◆ **Task statement**
Leaving out the pictures, transcribe all of the records faithfully.

-- begin Supplied material --

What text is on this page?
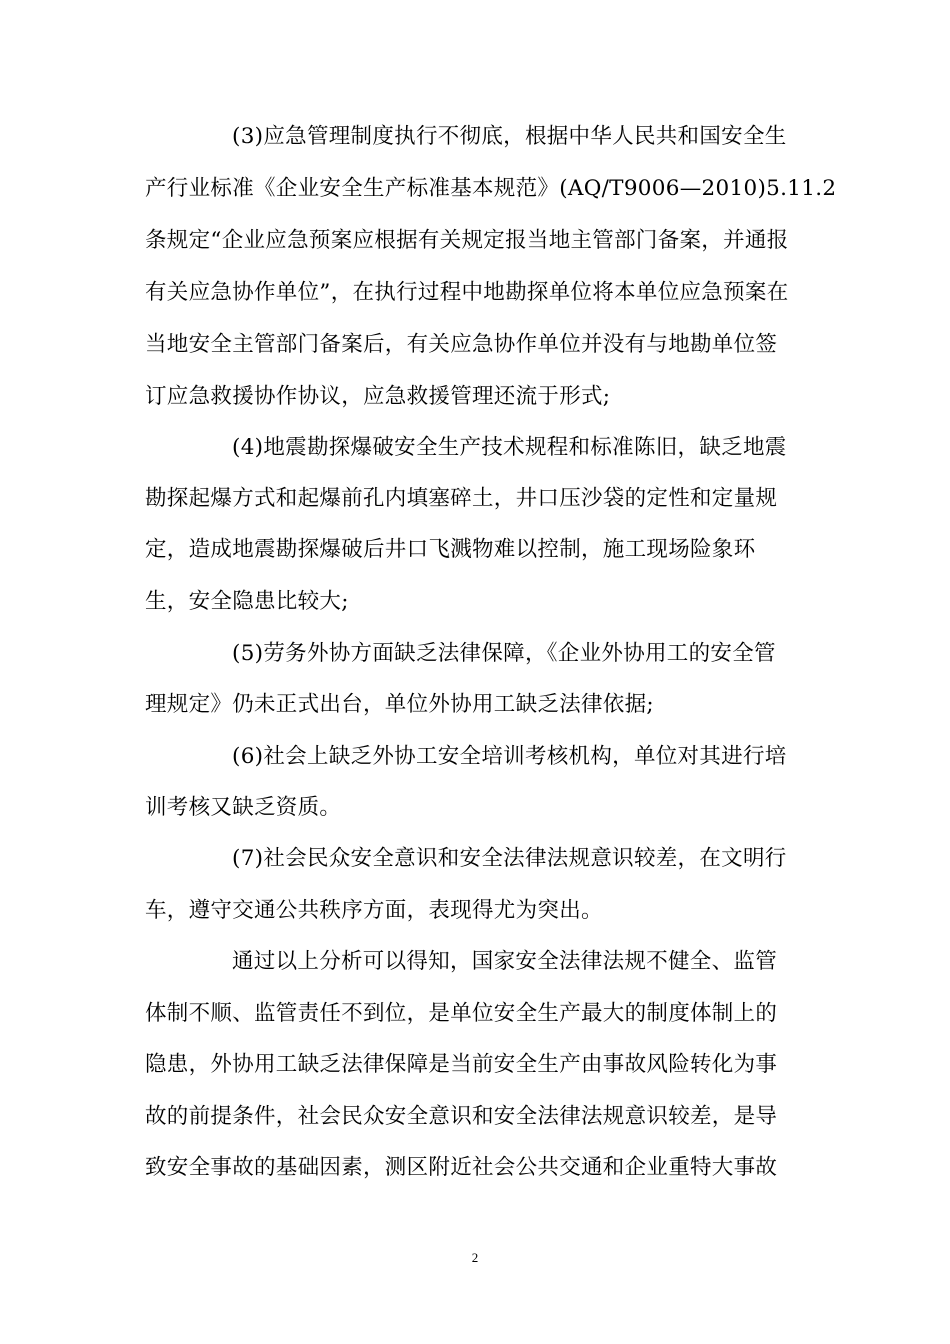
(3)应急管理制度执行不彻底，根据中华人民共和国安全生
产行业标准《企业安全生产标准基本规范》(AQ/T9006—2010)5.11.2
条规定“企业应急预案应根据有关规定报当地主管部门备案，并通报
有关应急协作单位”，在执行过程中地勘探单位将本单位应急预案在
当地安全主管部门备案后，有关应急协作单位并没有与地勘单位签
订应急救援协作协议，应急救援管理还流于形式;
(4)地震勘探爆破安全生产技术规程和标准陈旧，缺乏地震
勘探起爆方式和起爆前孔内填塞碎土，井口压沙袋的定性和定量规
定，造成地震勘探爆破后井口飞溅物难以控制，施工现场险象环
生，安全隐患比较大;
(5)劳务外协方面缺乏法律保障，《企业外协用工的安全管
理规定》仍未正式出台，单位外协用工缺乏法律依据;
(6)社会上缺乏外协工安全培训考核机构，单位对其进行培
训考核又缺乏资质。
(7)社会民众安全意识和安全法律法规意识较差，在文明行
车，遵守交通公共秩序方面，表现得尤为突出。
通过以上分析可以得知，国家安全法律法规不健全、监管
体制不顺、监管责任不到位，是单位安全生产最大的制度体制上的
隐患，外协用工缺乏法律保障是当前安全生产由事故风险转化为事
故的前提条件，社会民众安全意识和安全法律法规意识较差，是导
致安全事故的基础因素，测区附近社会公共交通和企业重特大事故
2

-- end Supplied material --

◆ **Reply to the exercise**
What text is on this page?
(3)应急管理制度执行不彻底，根据中华人民共和国安全生
产行业标准《企业安全生产标准基本规范》(AQ/T9006—2010)5.11.2
条规定“企业应急预案应根据有关规定报当地主管部门备案，并通报
有关应急协作单位”，在执行过程中地勘探单位将本单位应急预案在
当地安全主管部门备案后，有关应急协作单位并没有与地勘单位签
订应急救援协作协议，应急救援管理还流于形式;
(4)地震勘探爆破安全生产技术规程和标准陈旧，缺乏地震
勘探起爆方式和起爆前孔内填塞碎土，井口压沙袋的定性和定量规
定，造成地震勘探爆破后井口飞溅物难以控制，施工现场险象环
生，安全隐患比较大;
(5)劳务外协方面缺乏法律保障，《企业外协用工的安全管
理规定》仍未正式出台，单位外协用工缺乏法律依据;
(6)社会上缺乏外协工安全培训考核机构，单位对其进行培
训考核又缺乏资质。
(7)社会民众安全意识和安全法律法规意识较差，在文明行
车，遵守交通公共秩序方面，表现得尤为突出。
通过以上分析可以得知，国家安全法律法规不健全、监管
体制不顺、监管责任不到位，是单位安全生产最大的制度体制上的
隐患，外协用工缺乏法律保障是当前安全生产由事故风险转化为事
故的前提条件，社会民众安全意识和安全法律法规意识较差，是导
致安全事故的基础因素，测区附近社会公共交通和企业重特大事故
2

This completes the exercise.